Task to complete: Check each line of the records below for the word "Retail" and copy those where it appears.

(Figure dataset records)
— Begin —

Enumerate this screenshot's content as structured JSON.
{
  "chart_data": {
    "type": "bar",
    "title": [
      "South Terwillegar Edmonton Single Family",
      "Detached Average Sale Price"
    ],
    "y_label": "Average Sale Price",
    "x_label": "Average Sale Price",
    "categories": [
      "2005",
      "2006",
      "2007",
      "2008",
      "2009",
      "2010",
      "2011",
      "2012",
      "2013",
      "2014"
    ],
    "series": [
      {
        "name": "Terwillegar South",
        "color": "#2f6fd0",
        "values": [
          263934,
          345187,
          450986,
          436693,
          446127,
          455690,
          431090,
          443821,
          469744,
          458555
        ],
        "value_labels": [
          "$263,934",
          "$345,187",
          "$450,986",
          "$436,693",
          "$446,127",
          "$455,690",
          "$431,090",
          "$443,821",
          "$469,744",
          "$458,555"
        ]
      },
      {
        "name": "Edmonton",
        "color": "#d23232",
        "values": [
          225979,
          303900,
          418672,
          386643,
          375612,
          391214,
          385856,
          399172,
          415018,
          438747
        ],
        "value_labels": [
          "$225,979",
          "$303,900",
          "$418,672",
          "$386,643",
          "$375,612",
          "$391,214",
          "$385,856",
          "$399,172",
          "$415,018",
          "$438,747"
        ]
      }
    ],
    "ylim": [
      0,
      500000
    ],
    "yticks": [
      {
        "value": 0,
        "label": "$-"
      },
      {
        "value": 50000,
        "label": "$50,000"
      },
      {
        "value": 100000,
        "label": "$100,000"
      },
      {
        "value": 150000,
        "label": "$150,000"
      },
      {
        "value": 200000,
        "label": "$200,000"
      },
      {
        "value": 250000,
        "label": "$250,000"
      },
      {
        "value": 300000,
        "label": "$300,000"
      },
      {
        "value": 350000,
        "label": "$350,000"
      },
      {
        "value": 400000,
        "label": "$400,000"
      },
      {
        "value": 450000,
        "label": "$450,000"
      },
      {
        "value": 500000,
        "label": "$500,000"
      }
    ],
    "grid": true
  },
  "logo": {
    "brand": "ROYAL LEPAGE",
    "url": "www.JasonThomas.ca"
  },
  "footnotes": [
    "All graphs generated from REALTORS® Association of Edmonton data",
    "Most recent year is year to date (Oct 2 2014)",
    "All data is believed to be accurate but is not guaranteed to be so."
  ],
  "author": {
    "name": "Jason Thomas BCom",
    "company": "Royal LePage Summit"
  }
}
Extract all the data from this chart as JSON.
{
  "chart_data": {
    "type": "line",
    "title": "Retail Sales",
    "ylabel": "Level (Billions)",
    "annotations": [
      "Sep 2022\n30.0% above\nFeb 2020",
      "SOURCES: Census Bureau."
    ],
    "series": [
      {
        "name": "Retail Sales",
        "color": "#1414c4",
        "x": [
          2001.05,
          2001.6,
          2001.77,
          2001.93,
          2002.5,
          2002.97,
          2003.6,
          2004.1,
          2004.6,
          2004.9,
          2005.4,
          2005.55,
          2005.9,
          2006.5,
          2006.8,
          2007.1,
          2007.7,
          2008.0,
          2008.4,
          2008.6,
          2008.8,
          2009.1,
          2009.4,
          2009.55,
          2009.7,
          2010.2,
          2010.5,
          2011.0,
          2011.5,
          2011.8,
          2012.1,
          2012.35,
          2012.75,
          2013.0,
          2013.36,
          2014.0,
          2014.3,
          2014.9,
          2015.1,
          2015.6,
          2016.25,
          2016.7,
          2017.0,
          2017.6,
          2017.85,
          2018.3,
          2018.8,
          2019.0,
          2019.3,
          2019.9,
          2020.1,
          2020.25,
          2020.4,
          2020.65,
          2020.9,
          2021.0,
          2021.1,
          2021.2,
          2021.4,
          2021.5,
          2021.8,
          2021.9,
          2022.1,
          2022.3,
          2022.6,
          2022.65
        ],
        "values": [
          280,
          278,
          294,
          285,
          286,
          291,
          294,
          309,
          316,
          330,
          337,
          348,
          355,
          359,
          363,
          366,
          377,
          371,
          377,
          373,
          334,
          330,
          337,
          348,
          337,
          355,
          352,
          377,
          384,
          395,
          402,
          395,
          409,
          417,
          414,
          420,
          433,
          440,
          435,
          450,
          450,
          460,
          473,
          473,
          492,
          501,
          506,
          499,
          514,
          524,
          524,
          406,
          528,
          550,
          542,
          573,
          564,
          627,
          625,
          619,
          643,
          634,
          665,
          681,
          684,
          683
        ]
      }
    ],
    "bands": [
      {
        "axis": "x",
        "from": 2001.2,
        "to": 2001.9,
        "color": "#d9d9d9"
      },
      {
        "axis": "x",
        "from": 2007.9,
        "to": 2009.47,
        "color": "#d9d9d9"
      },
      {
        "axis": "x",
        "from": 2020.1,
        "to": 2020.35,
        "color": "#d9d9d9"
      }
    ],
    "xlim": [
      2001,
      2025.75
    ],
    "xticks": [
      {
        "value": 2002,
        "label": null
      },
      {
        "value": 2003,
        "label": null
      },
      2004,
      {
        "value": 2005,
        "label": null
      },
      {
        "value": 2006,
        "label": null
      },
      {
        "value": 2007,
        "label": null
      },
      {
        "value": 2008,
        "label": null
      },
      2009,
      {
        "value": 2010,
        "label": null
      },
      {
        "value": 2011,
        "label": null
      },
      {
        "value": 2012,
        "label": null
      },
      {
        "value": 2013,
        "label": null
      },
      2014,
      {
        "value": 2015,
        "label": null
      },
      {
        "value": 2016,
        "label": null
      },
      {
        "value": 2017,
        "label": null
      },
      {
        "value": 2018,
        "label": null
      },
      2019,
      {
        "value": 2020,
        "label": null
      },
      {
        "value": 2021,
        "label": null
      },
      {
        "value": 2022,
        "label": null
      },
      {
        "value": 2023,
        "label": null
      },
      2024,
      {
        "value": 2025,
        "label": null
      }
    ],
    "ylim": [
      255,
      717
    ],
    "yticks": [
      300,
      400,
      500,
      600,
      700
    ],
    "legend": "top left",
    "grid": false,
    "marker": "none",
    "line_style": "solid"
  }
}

— End —

Finished exercise:
    "title": "Retail Sales",
        "name": "Retail Sales",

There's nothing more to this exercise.